* start Material supplied *
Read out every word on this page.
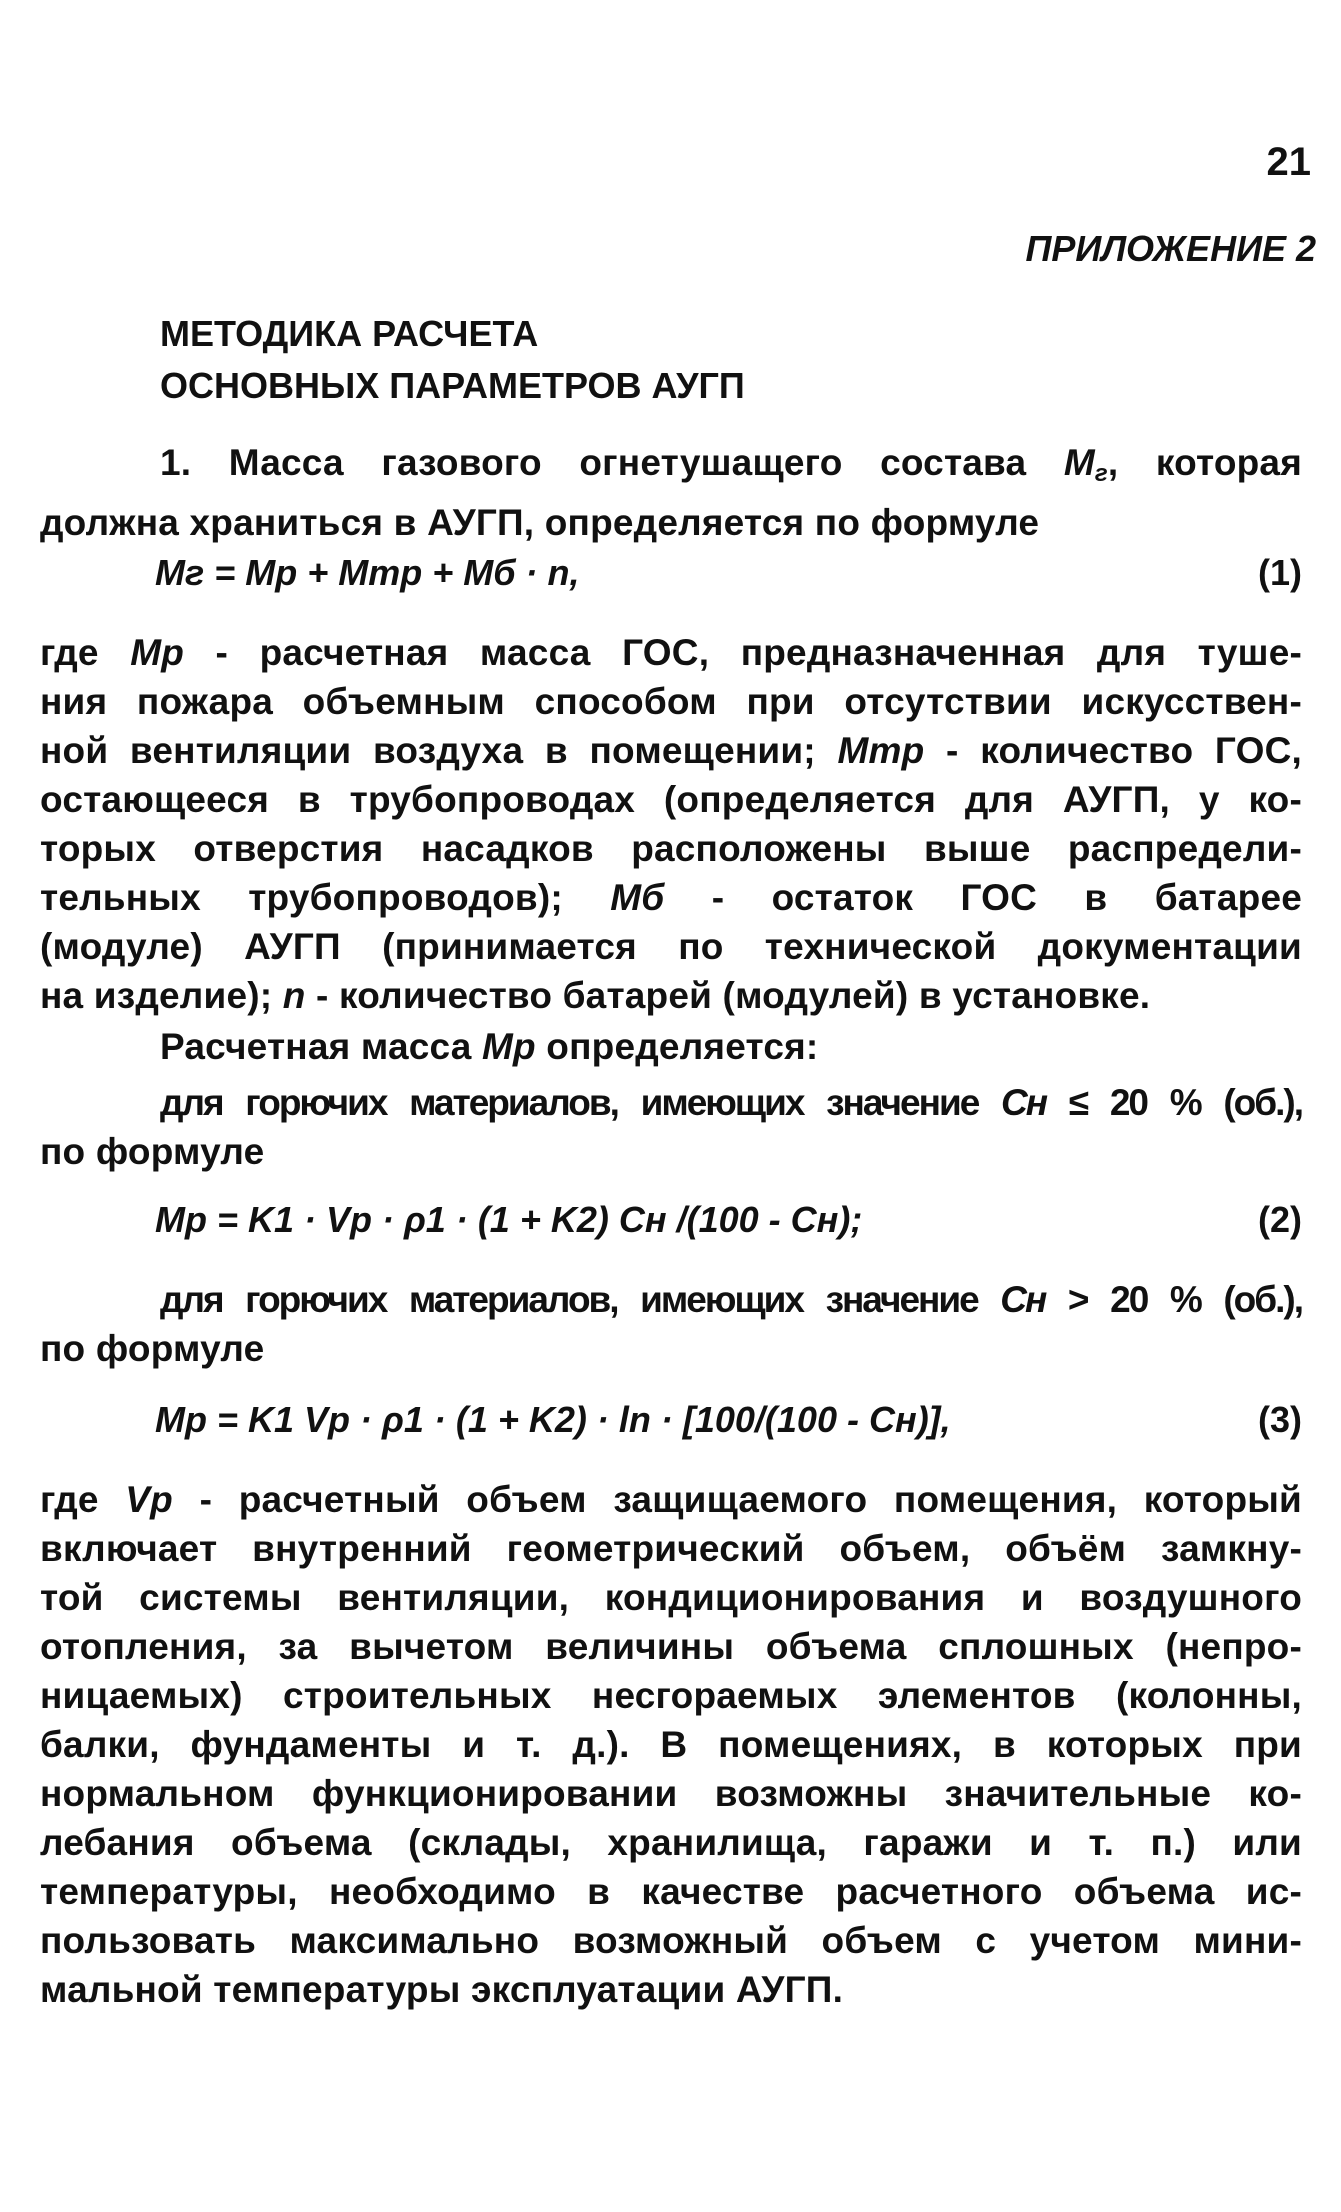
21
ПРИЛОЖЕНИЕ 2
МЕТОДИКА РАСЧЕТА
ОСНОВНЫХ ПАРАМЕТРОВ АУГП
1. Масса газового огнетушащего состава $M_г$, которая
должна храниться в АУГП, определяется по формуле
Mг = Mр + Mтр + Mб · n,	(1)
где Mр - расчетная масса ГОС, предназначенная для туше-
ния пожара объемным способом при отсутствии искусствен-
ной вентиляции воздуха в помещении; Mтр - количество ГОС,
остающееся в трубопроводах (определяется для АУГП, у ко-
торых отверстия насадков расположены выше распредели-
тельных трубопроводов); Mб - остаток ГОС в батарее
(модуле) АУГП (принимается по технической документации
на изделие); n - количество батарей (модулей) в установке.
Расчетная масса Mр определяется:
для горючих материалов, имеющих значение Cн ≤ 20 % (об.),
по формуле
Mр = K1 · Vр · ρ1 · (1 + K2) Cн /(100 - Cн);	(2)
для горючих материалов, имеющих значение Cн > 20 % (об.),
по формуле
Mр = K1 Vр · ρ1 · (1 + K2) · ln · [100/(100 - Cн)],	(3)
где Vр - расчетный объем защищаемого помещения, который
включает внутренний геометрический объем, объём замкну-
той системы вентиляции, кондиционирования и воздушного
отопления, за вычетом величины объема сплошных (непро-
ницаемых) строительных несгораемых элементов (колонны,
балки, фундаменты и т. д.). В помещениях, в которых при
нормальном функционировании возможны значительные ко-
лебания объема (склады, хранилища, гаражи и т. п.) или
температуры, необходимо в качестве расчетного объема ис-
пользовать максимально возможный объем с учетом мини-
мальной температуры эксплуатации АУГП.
* end Material supplied *
▶ **What is asked**
Return to the listing above and set it down exactly, leaving out its pictures.

▶ **Final result**
Read out every word on this page.
21
ПРИЛОЖЕНИЕ 2
МЕТОДИКА РАСЧЕТА
ОСНОВНЫХ ПАРАМЕТРОВ АУГП
1. Масса газового огнетушащего состава $M_г$, которая
должна храниться в АУГП, определяется по формуле
Mг = Mр + Mтр + Mб · n,	(1)
где Mр - расчетная масса ГОС, предназначенная для туше-
ния пожара объемным способом при отсутствии искусствен-
ной вентиляции воздуха в помещении; Mтр - количество ГОС,
остающееся в трубопроводах (определяется для АУГП, у ко-
торых отверстия насадков расположены выше распредели-
тельных трубопроводов); Mб - остаток ГОС в батарее
(модуле) АУГП (принимается по технической документации
на изделие); n - количество батарей (модулей) в установке.
Расчетная масса Mр определяется:
для горючих материалов, имеющих значение Cн ≤ 20 % (об.),
по формуле
Mр = K1 · Vр · ρ1 · (1 + K2) Cн /(100 - Cн);	(2)
для горючих материалов, имеющих значение Cн > 20 % (об.),
по формуле
Mр = K1 Vр · ρ1 · (1 + K2) · ln · [100/(100 - Cн)],	(3)
где Vр - расчетный объем защищаемого помещения, который
включает внутренний геометрический объем, объём замкну-
той системы вентиляции, кондиционирования и воздушного
отопления, за вычетом величины объема сплошных (непро-
ницаемых) строительных несгораемых элементов (колонны,
балки, фундаменты и т. д.). В помещениях, в которых при
нормальном функционировании возможны значительные ко-
лебания объема (склады, хранилища, гаражи и т. п.) или
температуры, необходимо в качестве расчетного объема ис-
пользовать максимально возможный объем с учетом мини-
мальной температуры эксплуатации АУГП.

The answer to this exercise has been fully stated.